● The problem: Return each line of the data below verbatim; pictures are to be left out.

● Exercise inputs:
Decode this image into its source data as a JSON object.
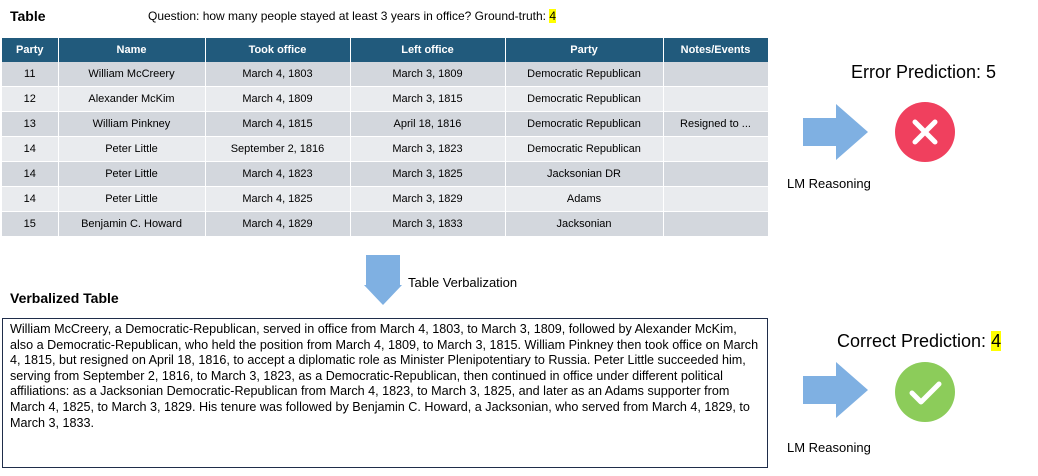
{
  "table_section": {
    "title": "Table",
    "question": "Question: how many people stayed at least 3 years in office? Ground-truth:",
    "ground_truth": "4"
  },
  "table": {
    "header": [
      "Party",
      "Name",
      "Took office",
      "Left office",
      "Party",
      "Notes/Events"
    ],
    "rows": [
      [
        "11",
        "William McCreery",
        "March 4, 1803",
        "March 3, 1809",
        "Democratic Republican",
        ""
      ],
      [
        "12",
        "Alexander McKim",
        "March 4, 1809",
        "March 3, 1815",
        "Democratic Republican",
        ""
      ],
      [
        "13",
        "William Pinkney",
        "March 4, 1815",
        "April 18, 1816",
        "Democratic Republican",
        "Resigned to ..."
      ],
      [
        "14",
        "Peter Little",
        "September 2, 1816",
        "March 3, 1823",
        "Democratic Republican",
        ""
      ],
      [
        "14",
        "Peter Little",
        "March 4, 1823",
        "March 3, 1825",
        "Jacksonian DR",
        ""
      ],
      [
        "14",
        "Peter Little",
        "March 4, 1825",
        "March 3, 1829",
        "Adams",
        ""
      ],
      [
        "15",
        "Benjamin C. Howard",
        "March 4, 1829",
        "March 3, 1833",
        "Jacksonian",
        ""
      ]
    ]
  },
  "verbalization": {
    "arrow_label": "Table Verbalization",
    "title": "Verbalized Table",
    "text": "William McCreery, a Democratic-Republican, served in office from March 4, 1803, to March 3, 1809, followed by Alexander McKim, also a Democratic-Republican, who held the position from March 4, 1809, to March 3, 1815. William Pinkney then took office on March 4, 1815, but resigned on April 18, 1816, to accept a diplomatic role as Minister Plenipotentiary to Russia. Peter Little succeeded him, serving from September 2, 1816, to March 3, 1823, as a Democratic-Republican, then continued in office under different political affiliations: as a Jacksonian Democratic-Republican from March 4, 1823, to March 3, 1825, and later as an Adams supporter from March 4, 1825, to March 3, 1829. His tenure was followed by Benjamin C. Howard, a Jacksonian, who served from March 4, 1829, to March 3, 1833."
  },
  "error_prediction": {
    "label": "Error Prediction: 5",
    "reasoning": "LM Reasoning"
  },
  "correct_prediction": {
    "label": "Correct Prediction:",
    "value": "4",
    "reasoning": "LM Reasoning"
  }
}
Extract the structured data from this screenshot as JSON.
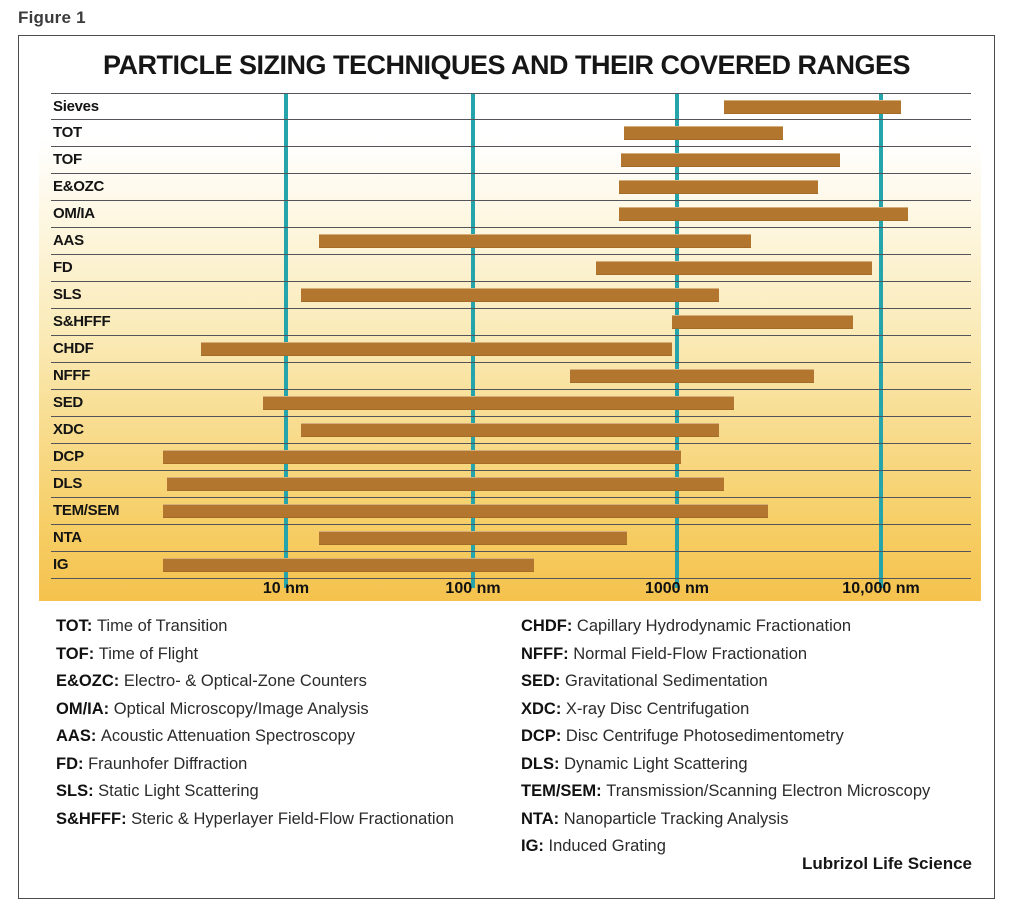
{
  "figure_label": "Figure 1",
  "title": "PARTICLE SIZING TECHNIQUES AND THEIR COVERED RANGES",
  "credit": "Lubrizol Life Science",
  "colors": {
    "bar": "#b2762f",
    "gridline": "#26a4ac",
    "row_line": "#54555a",
    "plot_background_bottom": "#f5c24d",
    "text": "#161616"
  },
  "chart_data": {
    "type": "bar",
    "orientation": "horizontal-range",
    "title": "PARTICLE SIZING TECHNIQUES AND THEIR COVERED RANGES",
    "x_axis": {
      "scale": "log",
      "unit": "nm",
      "range_nm": [
        1,
        30000
      ],
      "grid": true,
      "ticks": [
        {
          "value": 10,
          "label": "10 nm"
        },
        {
          "value": 100,
          "label": "100 nm"
        },
        {
          "value": 1000,
          "label": "1000 nm"
        },
        {
          "value": 10000,
          "label": "10,000 nm"
        }
      ]
    },
    "series": [
      {
        "label": "Sieves",
        "range_nm": [
          1700,
          12500
        ]
      },
      {
        "label": "TOT",
        "range_nm": [
          550,
          3300
        ]
      },
      {
        "label": "TOF",
        "range_nm": [
          530,
          6300
        ]
      },
      {
        "label": "E&OZC",
        "range_nm": [
          520,
          4900
        ]
      },
      {
        "label": "OM/IA",
        "range_nm": [
          520,
          13500
        ]
      },
      {
        "label": "AAS",
        "range_nm": [
          15,
          2300
        ]
      },
      {
        "label": "FD",
        "range_nm": [
          400,
          9000
        ]
      },
      {
        "label": "SLS",
        "range_nm": [
          12,
          1600
        ]
      },
      {
        "label": "S&HFFF",
        "range_nm": [
          950,
          7300
        ]
      },
      {
        "label": "CHDF",
        "range_nm": [
          3.5,
          950
        ]
      },
      {
        "label": "NFFF",
        "range_nm": [
          300,
          4700
        ]
      },
      {
        "label": "SED",
        "range_nm": [
          7.5,
          1900
        ]
      },
      {
        "label": "XDC",
        "range_nm": [
          12,
          1600
        ]
      },
      {
        "label": "DCP",
        "range_nm": [
          2.2,
          1050
        ]
      },
      {
        "label": "DLS",
        "range_nm": [
          2.3,
          1700
        ]
      },
      {
        "label": "TEM/SEM",
        "range_nm": [
          2.2,
          2800
        ]
      },
      {
        "label": "NTA",
        "range_nm": [
          15,
          570
        ]
      },
      {
        "label": "IG",
        "range_nm": [
          2.2,
          200
        ]
      }
    ]
  },
  "legend": {
    "left": [
      {
        "abbr": "TOT:",
        "definition": "Time of Transition"
      },
      {
        "abbr": "TOF:",
        "definition": "Time of Flight"
      },
      {
        "abbr": "E&OZC:",
        "definition": "Electro- & Optical-Zone Counters"
      },
      {
        "abbr": "OM/IA:",
        "definition": "Optical Microscopy/Image Analysis"
      },
      {
        "abbr": "AAS:",
        "definition": "Acoustic Attenuation Spectroscopy"
      },
      {
        "abbr": "FD:",
        "definition": "Fraunhofer Diffraction"
      },
      {
        "abbr": "SLS:",
        "definition": "Static Light Scattering"
      },
      {
        "abbr": "S&HFFF:",
        "definition": "Steric & Hyperlayer Field-Flow Fractionation"
      }
    ],
    "right": [
      {
        "abbr": "CHDF:",
        "definition": "Capillary Hydrodynamic Fractionation"
      },
      {
        "abbr": "NFFF:",
        "definition": "Normal Field-Flow Fractionation"
      },
      {
        "abbr": "SED:",
        "definition": "Gravitational Sedimentation"
      },
      {
        "abbr": "XDC:",
        "definition": "X-ray Disc Centrifugation"
      },
      {
        "abbr": "DCP:",
        "definition": "Disc Centrifuge Photosedimentometry"
      },
      {
        "abbr": "DLS:",
        "definition": "Dynamic Light Scattering"
      },
      {
        "abbr": "TEM/SEM:",
        "definition": "Transmission/Scanning Electron Microscopy"
      },
      {
        "abbr": "NTA:",
        "definition": "Nanoparticle Tracking Analysis"
      },
      {
        "abbr": "IG:",
        "definition": "Induced Grating"
      }
    ]
  }
}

● Result for this exercise:
Decode this image into its source data as a JSON object.
{
  "table_section": {
    "title": "Table",
    "question": "Question: how many people stayed at least 3 years in office? Ground-truth:",
    "ground_truth": "4"
  },
  "table": {
    "header": [
      "Party",
      "Name",
      "Took office",
      "Left office",
      "Party",
      "Notes/Events"
    ],
    "rows": [
      [
        "11",
        "William McCreery",
        "March 4, 1803",
        "March 3, 1809",
        "Democratic Republican",
        ""
      ],
      [
        "12",
        "Alexander McKim",
        "March 4, 1809",
        "March 3, 1815",
        "Democratic Republican",
        ""
      ],
      [
        "13",
        "William Pinkney",
        "March 4, 1815",
        "April 18, 1816",
        "Democratic Republican",
        "Resigned to ..."
      ],
      [
        "14",
        "Peter Little",
        "September 2, 1816",
        "March 3, 1823",
        "Democratic Republican",
        ""
      ],
      [
        "14",
        "Peter Little",
        "March 4, 1823",
        "March 3, 1825",
        "Jacksonian DR",
        ""
      ],
      [
        "14",
        "Peter Little",
        "March 4, 1825",
        "March 3, 1829",
        "Adams",
        ""
      ],
      [
        "15",
        "Benjamin C. Howard",
        "March 4, 1829",
        "March 3, 1833",
        "Jacksonian",
        ""
      ]
    ]
  },
  "verbalization": {
    "arrow_label": "Table Verbalization",
    "title": "Verbalized Table",
    "text": "William McCreery, a Democratic-Republican, served in office from March 4, 1803, to March 3, 1809, followed by Alexander McKim, also a Democratic-Republican, who held the position from March 4, 1809, to March 3, 1815. William Pinkney then took office on March 4, 1815, but resigned on April 18, 1816, to accept a diplomatic role as Minister Plenipotentiary to Russia. Peter Little succeeded him, serving from September 2, 1816, to March 3, 1823, as a Democratic-Republican, then continued in office under different political affiliations: as a Jacksonian Democratic-Republican from March 4, 1823, to March 3, 1825, and later as an Adams supporter from March 4, 1825, to March 3, 1829. His tenure was followed by Benjamin C. Howard, a Jacksonian, who served from March 4, 1829, to March 3, 1833."
  },
  "error_prediction": {
    "label": "Error Prediction: 5",
    "reasoning": "LM Reasoning"
  },
  "correct_prediction": {
    "label": "Correct Prediction:",
    "value": "4",
    "reasoning": "LM Reasoning"
  }
}
Extract the structured data from this screenshot as JSON.
{
  "figure_label": "Figure 1",
  "title": "PARTICLE SIZING TECHNIQUES AND THEIR COVERED RANGES",
  "credit": "Lubrizol Life Science",
  "colors": {
    "bar": "#b2762f",
    "gridline": "#26a4ac",
    "row_line": "#54555a",
    "plot_background_bottom": "#f5c24d",
    "text": "#161616"
  },
  "chart_data": {
    "type": "bar",
    "orientation": "horizontal-range",
    "title": "PARTICLE SIZING TECHNIQUES AND THEIR COVERED RANGES",
    "x_axis": {
      "scale": "log",
      "unit": "nm",
      "range_nm": [
        1,
        30000
      ],
      "grid": true,
      "ticks": [
        {
          "value": 10,
          "label": "10 nm"
        },
        {
          "value": 100,
          "label": "100 nm"
        },
        {
          "value": 1000,
          "label": "1000 nm"
        },
        {
          "value": 10000,
          "label": "10,000 nm"
        }
      ]
    },
    "series": [
      {
        "label": "Sieves",
        "range_nm": [
          1700,
          12500
        ]
      },
      {
        "label": "TOT",
        "range_nm": [
          550,
          3300
        ]
      },
      {
        "label": "TOF",
        "range_nm": [
          530,
          6300
        ]
      },
      {
        "label": "E&OZC",
        "range_nm": [
          520,
          4900
        ]
      },
      {
        "label": "OM/IA",
        "range_nm": [
          520,
          13500
        ]
      },
      {
        "label": "AAS",
        "range_nm": [
          15,
          2300
        ]
      },
      {
        "label": "FD",
        "range_nm": [
          400,
          9000
        ]
      },
      {
        "label": "SLS",
        "range_nm": [
          12,
          1600
        ]
      },
      {
        "label": "S&HFFF",
        "range_nm": [
          950,
          7300
        ]
      },
      {
        "label": "CHDF",
        "range_nm": [
          3.5,
          950
        ]
      },
      {
        "label": "NFFF",
        "range_nm": [
          300,
          4700
        ]
      },
      {
        "label": "SED",
        "range_nm": [
          7.5,
          1900
        ]
      },
      {
        "label": "XDC",
        "range_nm": [
          12,
          1600
        ]
      },
      {
        "label": "DCP",
        "range_nm": [
          2.2,
          1050
        ]
      },
      {
        "label": "DLS",
        "range_nm": [
          2.3,
          1700
        ]
      },
      {
        "label": "TEM/SEM",
        "range_nm": [
          2.2,
          2800
        ]
      },
      {
        "label": "NTA",
        "range_nm": [
          15,
          570
        ]
      },
      {
        "label": "IG",
        "range_nm": [
          2.2,
          200
        ]
      }
    ]
  },
  "legend": {
    "left": [
      {
        "abbr": "TOT:",
        "definition": "Time of Transition"
      },
      {
        "abbr": "TOF:",
        "definition": "Time of Flight"
      },
      {
        "abbr": "E&OZC:",
        "definition": "Electro- & Optical-Zone Counters"
      },
      {
        "abbr": "OM/IA:",
        "definition": "Optical Microscopy/Image Analysis"
      },
      {
        "abbr": "AAS:",
        "definition": "Acoustic Attenuation Spectroscopy"
      },
      {
        "abbr": "FD:",
        "definition": "Fraunhofer Diffraction"
      },
      {
        "abbr": "SLS:",
        "definition": "Static Light Scattering"
      },
      {
        "abbr": "S&HFFF:",
        "definition": "Steric & Hyperlayer Field-Flow Fractionation"
      }
    ],
    "right": [
      {
        "abbr": "CHDF:",
        "definition": "Capillary Hydrodynamic Fractionation"
      },
      {
        "abbr": "NFFF:",
        "definition": "Normal Field-Flow Fractionation"
      },
      {
        "abbr": "SED:",
        "definition": "Gravitational Sedimentation"
      },
      {
        "abbr": "XDC:",
        "definition": "X-ray Disc Centrifugation"
      },
      {
        "abbr": "DCP:",
        "definition": "Disc Centrifuge Photosedimentometry"
      },
      {
        "abbr": "DLS:",
        "definition": "Dynamic Light Scattering"
      },
      {
        "abbr": "TEM/SEM:",
        "definition": "Transmission/Scanning Electron Microscopy"
      },
      {
        "abbr": "NTA:",
        "definition": "Nanoparticle Tracking Analysis"
      },
      {
        "abbr": "IG:",
        "definition": "Induced Grating"
      }
    ]
  }
}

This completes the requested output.